What is asked: Print the records again, character for character.

(Saved data entries)
....

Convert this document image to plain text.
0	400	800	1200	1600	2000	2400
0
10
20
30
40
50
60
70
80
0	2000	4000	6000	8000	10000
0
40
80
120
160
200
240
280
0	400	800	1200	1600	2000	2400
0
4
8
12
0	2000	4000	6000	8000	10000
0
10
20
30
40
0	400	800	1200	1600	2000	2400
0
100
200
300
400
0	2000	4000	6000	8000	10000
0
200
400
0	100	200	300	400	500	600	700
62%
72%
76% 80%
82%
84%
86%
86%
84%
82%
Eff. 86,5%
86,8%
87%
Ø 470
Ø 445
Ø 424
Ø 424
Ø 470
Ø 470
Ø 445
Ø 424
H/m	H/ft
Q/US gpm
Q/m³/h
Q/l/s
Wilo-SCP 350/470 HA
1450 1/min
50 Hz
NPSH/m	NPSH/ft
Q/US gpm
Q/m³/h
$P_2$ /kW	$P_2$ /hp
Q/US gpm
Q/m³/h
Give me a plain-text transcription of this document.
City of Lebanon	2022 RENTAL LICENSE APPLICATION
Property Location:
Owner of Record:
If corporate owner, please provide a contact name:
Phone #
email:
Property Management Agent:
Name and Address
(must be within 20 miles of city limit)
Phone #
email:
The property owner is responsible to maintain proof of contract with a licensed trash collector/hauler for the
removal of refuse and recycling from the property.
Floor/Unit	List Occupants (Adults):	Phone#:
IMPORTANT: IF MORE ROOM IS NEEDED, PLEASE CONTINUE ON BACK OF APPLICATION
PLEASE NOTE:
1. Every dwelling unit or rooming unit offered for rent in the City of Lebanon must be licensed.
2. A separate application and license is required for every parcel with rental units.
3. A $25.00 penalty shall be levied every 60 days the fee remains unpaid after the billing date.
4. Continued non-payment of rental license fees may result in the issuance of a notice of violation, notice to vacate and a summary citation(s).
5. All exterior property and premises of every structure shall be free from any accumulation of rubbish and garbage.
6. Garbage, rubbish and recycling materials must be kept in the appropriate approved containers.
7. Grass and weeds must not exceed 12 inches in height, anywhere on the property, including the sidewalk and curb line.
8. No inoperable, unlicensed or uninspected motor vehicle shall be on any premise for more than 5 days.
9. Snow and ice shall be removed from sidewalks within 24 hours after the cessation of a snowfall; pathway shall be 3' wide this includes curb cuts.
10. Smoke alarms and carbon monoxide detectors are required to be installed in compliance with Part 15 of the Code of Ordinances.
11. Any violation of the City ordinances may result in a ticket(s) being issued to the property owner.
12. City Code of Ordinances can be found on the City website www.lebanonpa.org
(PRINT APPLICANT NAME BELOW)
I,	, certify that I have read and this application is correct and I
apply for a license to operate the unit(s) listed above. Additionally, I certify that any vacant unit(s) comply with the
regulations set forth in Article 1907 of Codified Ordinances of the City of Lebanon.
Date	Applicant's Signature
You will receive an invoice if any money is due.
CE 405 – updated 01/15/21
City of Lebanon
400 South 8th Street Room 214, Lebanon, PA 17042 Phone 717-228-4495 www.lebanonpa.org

....

Finished answer:
Convert this document image to plain text.
0	400	800	1200	1600	2000	2400
0
10
20
30
40
50
60
70
80
0	2000	4000	6000	8000	10000
0
40
80
120
160
200
240
280
0	400	800	1200	1600	2000	2400
0
4
8
12
0	2000	4000	6000	8000	10000
0
10
20
30
40
0	400	800	1200	1600	2000	2400
0
100
200
300
400
0	2000	4000	6000	8000	10000
0
200
400
0	100	200	300	400	500	600	700
62%
72%
76% 80%
82%
84%
86%
86%
84%
82%
Eff. 86,5%
86,8%
87%
Ø 470
Ø 445
Ø 424
Ø 424
Ø 470
Ø 470
Ø 445
Ø 424
H/m	H/ft
Q/US gpm
Q/m³/h
Q/l/s
Wilo-SCP 350/470 HA
1450 1/min
50 Hz
NPSH/m	NPSH/ft
Q/US gpm
Q/m³/h
$P_2$ /kW	$P_2$ /hp
Q/US gpm
Q/m³/h
Give me a plain-text transcription of this document.
City of Lebanon	2022 RENTAL LICENSE APPLICATION
Property Location:
Owner of Record:
If corporate owner, please provide a contact name:
Phone #
email:
Property Management Agent:
Name and Address
(must be within 20 miles of city limit)
Phone #
email:
The property owner is responsible to maintain proof of contract with a licensed trash collector/hauler for the
removal of refuse and recycling from the property.
Floor/Unit	List Occupants (Adults):	Phone#:
IMPORTANT: IF MORE ROOM IS NEEDED, PLEASE CONTINUE ON BACK OF APPLICATION
PLEASE NOTE:
1. Every dwelling unit or rooming unit offered for rent in the City of Lebanon must be licensed.
2. A separate application and license is required for every parcel with rental units.
3. A $25.00 penalty shall be levied every 60 days the fee remains unpaid after the billing date.
4. Continued non-payment of rental license fees may result in the issuance of a notice of violation, notice to vacate and a summary citation(s).
5. All exterior property and premises of every structure shall be free from any accumulation of rubbish and garbage.
6. Garbage, rubbish and recycling materials must be kept in the appropriate approved containers.
7. Grass and weeds must not exceed 12 inches in height, anywhere on the property, including the sidewalk and curb line.
8. No inoperable, unlicensed or uninspected motor vehicle shall be on any premise for more than 5 days.
9. Snow and ice shall be removed from sidewalks within 24 hours after the cessation of a snowfall; pathway shall be 3' wide this includes curb cuts.
10. Smoke alarms and carbon monoxide detectors are required to be installed in compliance with Part 15 of the Code of Ordinances.
11. Any violation of the City ordinances may result in a ticket(s) being issued to the property owner.
12. City Code of Ordinances can be found on the City website www.lebanonpa.org
(PRINT APPLICANT NAME BELOW)
I,	, certify that I have read and this application is correct and I
apply for a license to operate the unit(s) listed above. Additionally, I certify that any vacant unit(s) comply with the
regulations set forth in Article 1907 of Codified Ordinances of the City of Lebanon.
Date	Applicant's Signature
You will receive an invoice if any money is due.
CE 405 – updated 01/15/21
City of Lebanon
400 South 8th Street Room 214, Lebanon, PA 17042 Phone 717-228-4495 www.lebanonpa.org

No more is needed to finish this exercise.